- _What the exercise asks_
Below are some records; reproduce every one of them exactly.

::::::::

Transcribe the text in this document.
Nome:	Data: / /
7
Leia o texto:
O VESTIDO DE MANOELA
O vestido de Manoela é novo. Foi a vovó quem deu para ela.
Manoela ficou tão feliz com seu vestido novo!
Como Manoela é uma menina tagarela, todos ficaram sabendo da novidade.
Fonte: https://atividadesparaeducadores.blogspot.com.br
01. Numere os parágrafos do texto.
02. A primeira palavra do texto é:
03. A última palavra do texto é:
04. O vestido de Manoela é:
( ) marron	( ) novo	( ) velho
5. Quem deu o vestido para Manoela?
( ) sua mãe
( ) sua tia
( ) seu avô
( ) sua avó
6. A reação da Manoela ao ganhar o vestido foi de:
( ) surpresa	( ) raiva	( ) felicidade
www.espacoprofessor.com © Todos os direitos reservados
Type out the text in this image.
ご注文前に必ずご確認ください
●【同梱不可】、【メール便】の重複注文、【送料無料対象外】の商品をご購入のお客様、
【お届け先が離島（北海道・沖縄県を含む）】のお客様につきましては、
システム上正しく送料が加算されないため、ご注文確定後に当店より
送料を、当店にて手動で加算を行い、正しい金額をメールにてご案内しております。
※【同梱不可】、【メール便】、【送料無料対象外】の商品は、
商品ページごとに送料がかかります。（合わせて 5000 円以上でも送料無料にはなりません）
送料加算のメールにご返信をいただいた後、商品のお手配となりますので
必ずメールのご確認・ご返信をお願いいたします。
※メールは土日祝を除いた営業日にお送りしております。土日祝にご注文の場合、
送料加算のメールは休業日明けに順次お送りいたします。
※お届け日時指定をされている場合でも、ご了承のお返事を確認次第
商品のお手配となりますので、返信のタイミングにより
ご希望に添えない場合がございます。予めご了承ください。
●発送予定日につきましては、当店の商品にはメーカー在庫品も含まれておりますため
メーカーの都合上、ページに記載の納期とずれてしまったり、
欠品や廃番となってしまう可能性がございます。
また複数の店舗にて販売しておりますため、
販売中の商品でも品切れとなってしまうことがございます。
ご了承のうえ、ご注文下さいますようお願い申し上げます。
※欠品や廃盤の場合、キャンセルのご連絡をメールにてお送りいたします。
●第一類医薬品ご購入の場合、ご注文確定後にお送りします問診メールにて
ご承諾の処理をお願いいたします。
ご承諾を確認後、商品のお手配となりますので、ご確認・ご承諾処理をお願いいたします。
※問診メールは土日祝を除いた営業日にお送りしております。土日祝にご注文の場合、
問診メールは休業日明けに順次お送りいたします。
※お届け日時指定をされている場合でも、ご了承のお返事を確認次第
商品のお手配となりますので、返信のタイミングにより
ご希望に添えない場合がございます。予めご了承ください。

::::::::

- _Worked answer_
Transcribe the text in this document.
Nome:	Data: / /
7
Leia o texto:
O VESTIDO DE MANOELA
O vestido de Manoela é novo. Foi a vovó quem deu para ela.
Manoela ficou tão feliz com seu vestido novo!
Como Manoela é uma menina tagarela, todos ficaram sabendo da novidade.
Fonte: https://atividadesparaeducadores.blogspot.com.br
01. Numere os parágrafos do texto.
02. A primeira palavra do texto é:
03. A última palavra do texto é:
04. O vestido de Manoela é:
( ) marron	( ) novo	( ) velho
5. Quem deu o vestido para Manoela?
( ) sua mãe
( ) sua tia
( ) seu avô
( ) sua avó
6. A reação da Manoela ao ganhar o vestido foi de:
( ) surpresa	( ) raiva	( ) felicidade
www.espacoprofessor.com © Todos os direitos reservados
Type out the text in this image.
ご注文前に必ずご確認ください
●【同梱不可】、【メール便】の重複注文、【送料無料対象外】の商品をご購入のお客様、
【お届け先が離島（北海道・沖縄県を含む）】のお客様につきましては、
システム上正しく送料が加算されないため、ご注文確定後に当店より
送料を、当店にて手動で加算を行い、正しい金額をメールにてご案内しております。
※【同梱不可】、【メール便】、【送料無料対象外】の商品は、
商品ページごとに送料がかかります。（合わせて 5000 円以上でも送料無料にはなりません）
送料加算のメールにご返信をいただいた後、商品のお手配となりますので
必ずメールのご確認・ご返信をお願いいたします。
※メールは土日祝を除いた営業日にお送りしております。土日祝にご注文の場合、
送料加算のメールは休業日明けに順次お送りいたします。
※お届け日時指定をされている場合でも、ご了承のお返事を確認次第
商品のお手配となりますので、返信のタイミングにより
ご希望に添えない場合がございます。予めご了承ください。
●発送予定日につきましては、当店の商品にはメーカー在庫品も含まれておりますため
メーカーの都合上、ページに記載の納期とずれてしまったり、
欠品や廃番となってしまう可能性がございます。
また複数の店舗にて販売しておりますため、
販売中の商品でも品切れとなってしまうことがございます。
ご了承のうえ、ご注文下さいますようお願い申し上げます。
※欠品や廃盤の場合、キャンセルのご連絡をメールにてお送りいたします。
●第一類医薬品ご購入の場合、ご注文確定後にお送りします問診メールにて
ご承諾の処理をお願いいたします。
ご承諾を確認後、商品のお手配となりますので、ご確認・ご承諾処理をお願いいたします。
※問診メールは土日祝を除いた営業日にお送りしております。土日祝にご注文の場合、
問診メールは休業日明けに順次お送りいたします。
※お届け日時指定をされている場合でも、ご了承のお返事を確認次第
商品のお手配となりますので、返信のタイミングにより
ご希望に添えない場合がございます。予めご了承ください。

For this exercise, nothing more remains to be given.